[START DATA RECORDS]

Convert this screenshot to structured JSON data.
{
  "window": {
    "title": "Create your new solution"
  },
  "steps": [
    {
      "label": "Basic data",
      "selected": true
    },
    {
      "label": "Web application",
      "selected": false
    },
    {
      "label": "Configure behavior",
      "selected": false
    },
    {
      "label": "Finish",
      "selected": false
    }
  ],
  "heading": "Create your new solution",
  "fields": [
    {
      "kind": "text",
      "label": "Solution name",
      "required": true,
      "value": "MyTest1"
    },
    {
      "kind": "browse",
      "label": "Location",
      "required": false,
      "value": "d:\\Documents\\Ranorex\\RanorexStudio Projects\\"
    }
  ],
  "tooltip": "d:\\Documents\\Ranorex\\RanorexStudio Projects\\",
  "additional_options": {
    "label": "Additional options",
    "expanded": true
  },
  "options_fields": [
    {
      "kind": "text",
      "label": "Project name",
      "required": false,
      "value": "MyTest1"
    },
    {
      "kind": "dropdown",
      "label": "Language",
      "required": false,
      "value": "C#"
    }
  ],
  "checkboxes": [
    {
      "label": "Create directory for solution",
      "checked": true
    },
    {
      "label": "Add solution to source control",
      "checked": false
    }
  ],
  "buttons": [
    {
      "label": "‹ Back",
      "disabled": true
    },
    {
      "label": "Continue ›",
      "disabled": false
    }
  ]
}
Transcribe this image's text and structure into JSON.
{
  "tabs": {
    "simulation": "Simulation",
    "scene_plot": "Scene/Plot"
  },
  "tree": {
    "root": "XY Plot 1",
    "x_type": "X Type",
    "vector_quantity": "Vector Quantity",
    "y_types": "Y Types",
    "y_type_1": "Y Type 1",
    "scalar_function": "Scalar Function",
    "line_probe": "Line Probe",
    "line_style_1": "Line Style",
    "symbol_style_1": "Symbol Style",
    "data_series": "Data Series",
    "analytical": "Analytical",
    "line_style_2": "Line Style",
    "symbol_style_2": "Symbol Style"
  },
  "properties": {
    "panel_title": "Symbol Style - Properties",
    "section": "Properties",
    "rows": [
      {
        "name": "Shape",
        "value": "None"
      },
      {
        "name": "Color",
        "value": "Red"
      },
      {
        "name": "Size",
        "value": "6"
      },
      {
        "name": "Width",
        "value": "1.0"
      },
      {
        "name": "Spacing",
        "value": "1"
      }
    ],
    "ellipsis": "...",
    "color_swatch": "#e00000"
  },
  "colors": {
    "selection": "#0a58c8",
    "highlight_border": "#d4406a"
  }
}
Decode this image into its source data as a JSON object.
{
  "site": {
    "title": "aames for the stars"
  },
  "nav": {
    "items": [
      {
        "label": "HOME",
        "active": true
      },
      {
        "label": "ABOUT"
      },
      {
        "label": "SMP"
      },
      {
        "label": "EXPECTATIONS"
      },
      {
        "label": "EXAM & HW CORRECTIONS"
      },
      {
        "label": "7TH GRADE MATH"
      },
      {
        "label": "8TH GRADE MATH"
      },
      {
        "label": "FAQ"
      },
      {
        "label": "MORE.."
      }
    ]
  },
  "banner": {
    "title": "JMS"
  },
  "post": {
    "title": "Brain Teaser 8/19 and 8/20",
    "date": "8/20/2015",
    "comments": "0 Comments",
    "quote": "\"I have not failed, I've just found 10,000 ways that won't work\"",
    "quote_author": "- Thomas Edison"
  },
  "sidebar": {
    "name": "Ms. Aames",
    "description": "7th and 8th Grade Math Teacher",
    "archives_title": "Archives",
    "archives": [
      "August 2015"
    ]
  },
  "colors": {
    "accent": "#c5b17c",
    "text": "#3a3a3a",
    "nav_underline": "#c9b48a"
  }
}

[END DATA RECORDS]

EXERCISE DETAILS: Write out exactly the lines from the line holding "Decode this image" through the last line of the data, and nothing besides those lines.

RESULT FOR THIS EXERCISE:
Decode this image into its source data as a JSON object.
{
  "site": {
    "title": "aames for the stars"
  },
  "nav": {
    "items": [
      {
        "label": "HOME",
        "active": true
      },
      {
        "label": "ABOUT"
      },
      {
        "label": "SMP"
      },
      {
        "label": "EXPECTATIONS"
      },
      {
        "label": "EXAM & HW CORRECTIONS"
      },
      {
        "label": "7TH GRADE MATH"
      },
      {
        "label": "8TH GRADE MATH"
      },
      {
        "label": "FAQ"
      },
      {
        "label": "MORE.."
      }
    ]
  },
  "banner": {
    "title": "JMS"
  },
  "post": {
    "title": "Brain Teaser 8/19 and 8/20",
    "date": "8/20/2015",
    "comments": "0 Comments",
    "quote": "\"I have not failed, I've just found 10,000 ways that won't work\"",
    "quote_author": "- Thomas Edison"
  },
  "sidebar": {
    "name": "Ms. Aames",
    "description": "7th and 8th Grade Math Teacher",
    "archives_title": "Archives",
    "archives": [
      "August 2015"
    ]
  },
  "colors": {
    "accent": "#c5b17c",
    "text": "#3a3a3a",
    "nav_underline": "#c9b48a"
  }
}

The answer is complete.